Task requirements.
Restate the records below word for word.

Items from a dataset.
+++++

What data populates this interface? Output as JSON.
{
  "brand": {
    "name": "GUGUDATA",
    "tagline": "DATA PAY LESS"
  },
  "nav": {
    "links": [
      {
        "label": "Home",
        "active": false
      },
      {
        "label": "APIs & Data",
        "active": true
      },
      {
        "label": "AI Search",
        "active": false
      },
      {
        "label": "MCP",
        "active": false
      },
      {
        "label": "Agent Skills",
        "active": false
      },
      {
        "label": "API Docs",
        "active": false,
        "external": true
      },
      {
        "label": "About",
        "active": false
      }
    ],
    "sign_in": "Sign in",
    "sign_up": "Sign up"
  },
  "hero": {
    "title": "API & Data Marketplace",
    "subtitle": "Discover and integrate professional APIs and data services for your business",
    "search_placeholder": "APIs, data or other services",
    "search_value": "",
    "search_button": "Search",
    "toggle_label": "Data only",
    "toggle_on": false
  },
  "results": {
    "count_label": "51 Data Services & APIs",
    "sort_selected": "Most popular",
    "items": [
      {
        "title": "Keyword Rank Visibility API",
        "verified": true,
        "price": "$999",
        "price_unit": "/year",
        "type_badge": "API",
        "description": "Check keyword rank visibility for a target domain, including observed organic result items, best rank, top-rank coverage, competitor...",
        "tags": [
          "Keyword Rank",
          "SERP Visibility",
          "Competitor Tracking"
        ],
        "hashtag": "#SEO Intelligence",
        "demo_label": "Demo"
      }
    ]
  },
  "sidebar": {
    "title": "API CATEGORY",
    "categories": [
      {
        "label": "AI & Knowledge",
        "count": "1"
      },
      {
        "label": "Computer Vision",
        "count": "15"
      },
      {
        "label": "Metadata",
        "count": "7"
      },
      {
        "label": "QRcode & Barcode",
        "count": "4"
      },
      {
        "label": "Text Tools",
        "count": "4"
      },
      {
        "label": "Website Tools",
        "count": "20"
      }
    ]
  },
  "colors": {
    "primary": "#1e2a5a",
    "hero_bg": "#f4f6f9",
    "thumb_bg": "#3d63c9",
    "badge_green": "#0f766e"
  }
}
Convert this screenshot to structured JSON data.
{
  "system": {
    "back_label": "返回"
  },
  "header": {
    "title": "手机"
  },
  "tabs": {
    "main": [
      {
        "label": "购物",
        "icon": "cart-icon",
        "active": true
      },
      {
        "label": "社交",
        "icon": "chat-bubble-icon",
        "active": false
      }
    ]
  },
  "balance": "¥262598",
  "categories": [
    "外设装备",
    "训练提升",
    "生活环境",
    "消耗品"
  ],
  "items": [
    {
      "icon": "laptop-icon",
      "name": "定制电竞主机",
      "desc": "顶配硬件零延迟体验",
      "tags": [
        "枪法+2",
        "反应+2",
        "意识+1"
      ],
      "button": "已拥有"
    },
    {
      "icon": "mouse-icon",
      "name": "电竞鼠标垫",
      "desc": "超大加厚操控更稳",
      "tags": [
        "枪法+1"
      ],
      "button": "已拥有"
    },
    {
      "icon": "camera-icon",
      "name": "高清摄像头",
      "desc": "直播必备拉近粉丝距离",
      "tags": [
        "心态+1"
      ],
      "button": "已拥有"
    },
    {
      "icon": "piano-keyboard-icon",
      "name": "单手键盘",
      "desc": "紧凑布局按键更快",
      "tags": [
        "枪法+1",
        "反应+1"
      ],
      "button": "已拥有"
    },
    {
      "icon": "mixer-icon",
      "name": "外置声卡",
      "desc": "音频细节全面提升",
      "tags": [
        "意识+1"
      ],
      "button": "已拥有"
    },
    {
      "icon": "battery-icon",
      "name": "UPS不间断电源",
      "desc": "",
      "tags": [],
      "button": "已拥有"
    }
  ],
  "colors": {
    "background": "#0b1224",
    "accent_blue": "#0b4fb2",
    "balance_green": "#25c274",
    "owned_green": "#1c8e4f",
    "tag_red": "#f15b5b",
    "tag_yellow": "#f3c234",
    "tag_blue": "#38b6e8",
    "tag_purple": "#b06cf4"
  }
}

+++++

Expected answer.
What data populates this interface? Output as JSON.
{
  "brand": {
    "name": "GUGUDATA",
    "tagline": "DATA PAY LESS"
  },
  "nav": {
    "links": [
      {
        "label": "Home",
        "active": false
      },
      {
        "label": "APIs & Data",
        "active": true
      },
      {
        "label": "AI Search",
        "active": false
      },
      {
        "label": "MCP",
        "active": false
      },
      {
        "label": "Agent Skills",
        "active": false
      },
      {
        "label": "API Docs",
        "active": false,
        "external": true
      },
      {
        "label": "About",
        "active": false
      }
    ],
    "sign_in": "Sign in",
    "sign_up": "Sign up"
  },
  "hero": {
    "title": "API & Data Marketplace",
    "subtitle": "Discover and integrate professional APIs and data services for your business",
    "search_placeholder": "APIs, data or other services",
    "search_value": "",
    "search_button": "Search",
    "toggle_label": "Data only",
    "toggle_on": false
  },
  "results": {
    "count_label": "51 Data Services & APIs",
    "sort_selected": "Most popular",
    "items": [
      {
        "title": "Keyword Rank Visibility API",
        "verified": true,
        "price": "$999",
        "price_unit": "/year",
        "type_badge": "API",
        "description": "Check keyword rank visibility for a target domain, including observed organic result items, best rank, top-rank coverage, competitor...",
        "tags": [
          "Keyword Rank",
          "SERP Visibility",
          "Competitor Tracking"
        ],
        "hashtag": "#SEO Intelligence",
        "demo_label": "Demo"
      }
    ]
  },
  "sidebar": {
    "title": "API CATEGORY",
    "categories": [
      {
        "label": "AI & Knowledge",
        "count": "1"
      },
      {
        "label": "Computer Vision",
        "count": "15"
      },
      {
        "label": "Metadata",
        "count": "7"
      },
      {
        "label": "QRcode & Barcode",
        "count": "4"
      },
      {
        "label": "Text Tools",
        "count": "4"
      },
      {
        "label": "Website Tools",
        "count": "20"
      }
    ]
  },
  "colors": {
    "primary": "#1e2a5a",
    "hero_bg": "#f4f6f9",
    "thumb_bg": "#3d63c9",
    "badge_green": "#0f766e"
  }
}
Convert this screenshot to structured JSON data.
{
  "system": {
    "back_label": "返回"
  },
  "header": {
    "title": "手机"
  },
  "tabs": {
    "main": [
      {
        "label": "购物",
        "icon": "cart-icon",
        "active": true
      },
      {
        "label": "社交",
        "icon": "chat-bubble-icon",
        "active": false
      }
    ]
  },
  "balance": "¥262598",
  "categories": [
    "外设装备",
    "训练提升",
    "生活环境",
    "消耗品"
  ],
  "items": [
    {
      "icon": "laptop-icon",
      "name": "定制电竞主机",
      "desc": "顶配硬件零延迟体验",
      "tags": [
        "枪法+2",
        "反应+2",
        "意识+1"
      ],
      "button": "已拥有"
    },
    {
      "icon": "mouse-icon",
      "name": "电竞鼠标垫",
      "desc": "超大加厚操控更稳",
      "tags": [
        "枪法+1"
      ],
      "button": "已拥有"
    },
    {
      "icon": "camera-icon",
      "name": "高清摄像头",
      "desc": "直播必备拉近粉丝距离",
      "tags": [
        "心态+1"
      ],
      "button": "已拥有"
    },
    {
      "icon": "piano-keyboard-icon",
      "name": "单手键盘",
      "desc": "紧凑布局按键更快",
      "tags": [
        "枪法+1",
        "反应+1"
      ],
      "button": "已拥有"
    },
    {
      "icon": "mixer-icon",
      "name": "外置声卡",
      "desc": "音频细节全面提升",
      "tags": [
        "意识+1"
      ],
      "button": "已拥有"
    },
    {
      "icon": "battery-icon",
      "name": "UPS不间断电源",
      "desc": "",
      "tags": [],
      "button": "已拥有"
    }
  ],
  "colors": {
    "background": "#0b1224",
    "accent_blue": "#0b4fb2",
    "balance_green": "#25c274",
    "owned_green": "#1c8e4f",
    "tag_red": "#f15b5b",
    "tag_yellow": "#f3c234",
    "tag_blue": "#38b6e8",
    "tag_purple": "#b06cf4"
  }
}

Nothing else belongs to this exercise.